◆ Text provided ◆
________________
[R] Do grep() and strsplit() use different regex engines?

Sun Jul 12 00:31:27 CEST 2015

On Jul 11, 2015, at 3:07 PM, Bert Gunter wrote:

> David/Jeff:
> 
> Thank you both.
> 
> You seem to confirm that my observation of an "infelicity" in
> strsplit() is real. That is most helpful.
> 
> I found nothing in David's message 2 code that was surprising. That
> is, the splits shown conform to what I would expect from "\\b" . But
> not to what I originally showed and David enlarged upon in his first
> message. I still don't really get why a split should occur at every
> letter.
> 
> Jeff may very well have found the explanation, but I have not gone
> through his code.
> 
> If the infelicities noted (are there more?) by David and me are not
> really bugs -- and I would be frankly surprised if they were -- I
> would suggest that perhaps they deserve mention in the strsplit() man
> page. Something to the effect that "\b and \< should not be used as
> split characters..." .

It's more of a regex infelicity or what appears (to us both at a minimum)  as a violation of a 'least surprise principle':

>  gsub("\\b", " ", "  This is a test case")
[1] "     T h i s   i s   a   t e s t   c a s e "

-- 
David.

> 
> Bert Gunter
> 
> "Data is not information. Information is not knowledge. And knowledge
> is certainly not wisdom."
>   -- Clifford Stoll
> 
> 
> On Sat, Jul 11, 2015 at 11:05 AM, David Winsemius
> <dwinsemius at comcast.net> wrote:
>> 
>> On Jul 11, 2015, at 7:47 AM, Bert Gunter wrote:
>> 
>>> I noticed the following:
>>> 
>>>> strsplit("red green","\\b")
>>> [[1]]
>>> [1] "r" "e" "d" " " "g" "r" "e" "e" "n"
>> 
>> After reading the ?regex help page, I didn't understand why `\b` would split within sequences of "word"-characters, either. I expected this to be the result:
>> 
>> [[1]]
>> [1] "red"  " "  "green"
>> 
>> There is a warning in that paragraph: "(The interpretation of ‘word’ depends on the locale and implementation.)"
>> 
>> I got the expected result with only one of "\\>" and "\\<"
>> 
>>> strsplit("red green","\\<")
>> [[1]]
>> [1] "r" "e" "d" " " "g" "r" "e" "e" "n"
>> 
>>> strsplit("red green","\\>")
>> [[1]]
>> [1] "red"    " green"
>> 
>> The result with "\\<" seems decidedly unexpected.
________________
◆ Extracted data ◆

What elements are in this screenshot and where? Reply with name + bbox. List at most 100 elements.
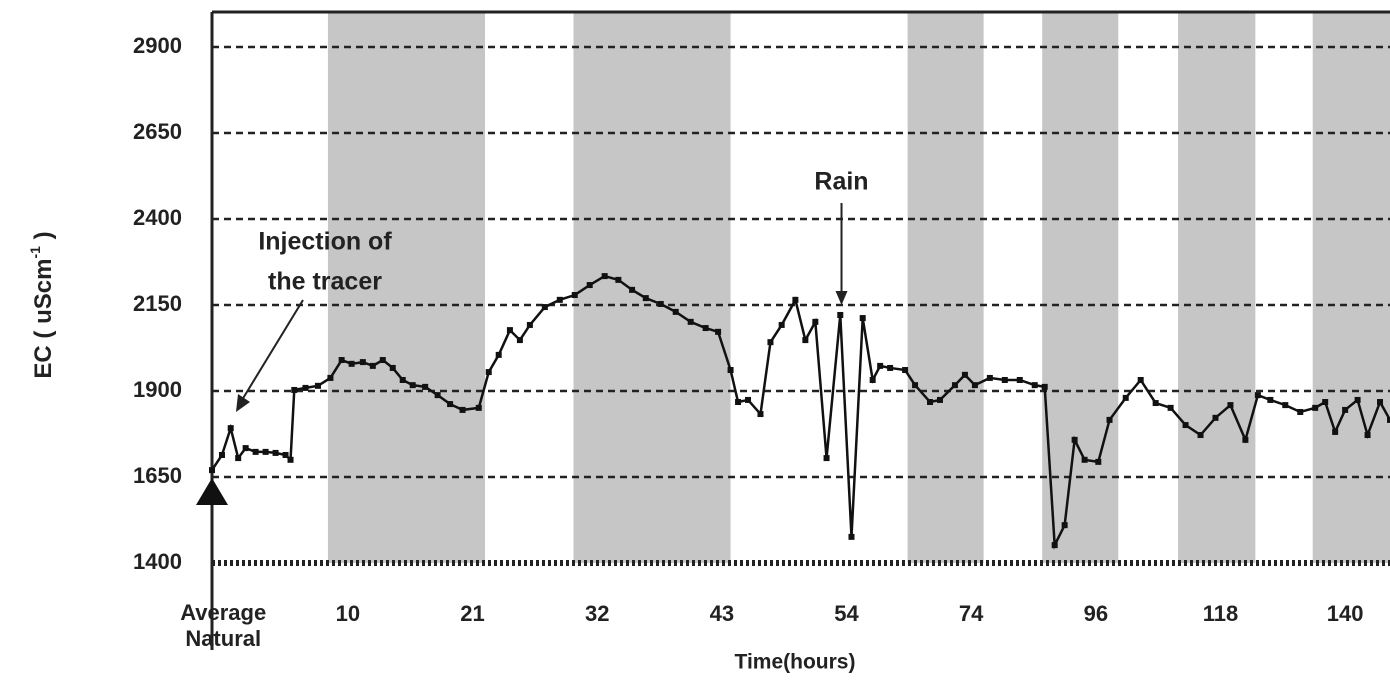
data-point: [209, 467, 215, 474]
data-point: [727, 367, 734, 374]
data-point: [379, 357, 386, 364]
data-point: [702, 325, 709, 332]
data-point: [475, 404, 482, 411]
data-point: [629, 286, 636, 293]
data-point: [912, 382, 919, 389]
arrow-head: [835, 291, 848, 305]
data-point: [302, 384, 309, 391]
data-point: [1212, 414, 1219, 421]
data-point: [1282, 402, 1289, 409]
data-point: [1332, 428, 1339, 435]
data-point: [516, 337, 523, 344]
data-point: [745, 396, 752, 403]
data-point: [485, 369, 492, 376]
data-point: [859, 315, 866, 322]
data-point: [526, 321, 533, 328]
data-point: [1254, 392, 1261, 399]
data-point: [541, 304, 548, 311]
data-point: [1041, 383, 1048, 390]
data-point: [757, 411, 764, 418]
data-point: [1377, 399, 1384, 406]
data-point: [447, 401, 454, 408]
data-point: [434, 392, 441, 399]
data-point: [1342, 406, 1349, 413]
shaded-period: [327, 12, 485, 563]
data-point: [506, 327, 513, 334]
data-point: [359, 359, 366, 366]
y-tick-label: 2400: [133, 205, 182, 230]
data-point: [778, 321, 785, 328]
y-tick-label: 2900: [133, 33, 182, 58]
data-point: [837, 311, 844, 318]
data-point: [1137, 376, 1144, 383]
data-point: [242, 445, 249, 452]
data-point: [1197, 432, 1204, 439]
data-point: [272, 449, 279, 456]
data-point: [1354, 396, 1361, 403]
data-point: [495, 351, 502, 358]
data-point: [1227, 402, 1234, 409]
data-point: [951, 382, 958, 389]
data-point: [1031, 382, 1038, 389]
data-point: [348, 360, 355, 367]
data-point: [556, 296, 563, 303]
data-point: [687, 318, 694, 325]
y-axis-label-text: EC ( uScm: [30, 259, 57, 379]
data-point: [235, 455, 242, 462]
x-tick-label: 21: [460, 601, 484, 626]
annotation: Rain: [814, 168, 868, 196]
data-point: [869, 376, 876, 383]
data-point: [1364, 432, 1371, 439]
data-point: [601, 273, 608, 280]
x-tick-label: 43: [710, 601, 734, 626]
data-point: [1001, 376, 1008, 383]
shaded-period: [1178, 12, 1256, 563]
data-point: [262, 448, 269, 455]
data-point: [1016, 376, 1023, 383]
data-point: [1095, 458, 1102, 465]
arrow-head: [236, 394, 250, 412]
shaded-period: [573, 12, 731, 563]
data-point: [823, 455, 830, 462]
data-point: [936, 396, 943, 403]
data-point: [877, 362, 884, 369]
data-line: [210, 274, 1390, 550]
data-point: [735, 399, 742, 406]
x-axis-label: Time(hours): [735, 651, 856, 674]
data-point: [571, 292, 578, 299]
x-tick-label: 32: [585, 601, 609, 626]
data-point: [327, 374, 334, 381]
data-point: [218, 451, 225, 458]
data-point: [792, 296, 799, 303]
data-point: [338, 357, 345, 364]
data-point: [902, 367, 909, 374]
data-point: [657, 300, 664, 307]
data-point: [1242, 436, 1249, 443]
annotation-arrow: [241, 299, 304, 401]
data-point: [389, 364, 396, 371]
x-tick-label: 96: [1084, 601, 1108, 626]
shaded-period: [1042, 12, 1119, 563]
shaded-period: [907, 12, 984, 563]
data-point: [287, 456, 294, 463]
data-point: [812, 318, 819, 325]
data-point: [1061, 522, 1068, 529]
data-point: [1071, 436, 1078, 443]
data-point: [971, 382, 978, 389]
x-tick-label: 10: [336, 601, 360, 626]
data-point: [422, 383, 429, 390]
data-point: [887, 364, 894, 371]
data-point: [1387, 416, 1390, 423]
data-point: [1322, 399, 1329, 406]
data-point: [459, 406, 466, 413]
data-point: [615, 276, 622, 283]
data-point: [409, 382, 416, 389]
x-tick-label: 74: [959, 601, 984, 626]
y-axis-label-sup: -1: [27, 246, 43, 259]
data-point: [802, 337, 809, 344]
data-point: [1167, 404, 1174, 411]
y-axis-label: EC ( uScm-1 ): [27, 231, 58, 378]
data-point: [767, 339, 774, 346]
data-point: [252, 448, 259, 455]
________________
◆ Exercise aim ◆
Check each statement against the mailing-list thread on strsplit() and answer yes or no, quoting the words from the thread that decide it.
1. Bert Gunter found the code in David's second message surprising.
2. The ?regex help page warns that the meaning of "word" depends on the locale and implementation.
3. Bert Gunter expects the infelicities to turn out to be real bugs.

◆ Exercise output ◆
1. No: "I found nothing in David's message 2 code that was surprising."
2. Yes: "(The interpretation of ‘word’ depends on the locale and implementation.)"
3. No: "I would be frankly surprised if they were"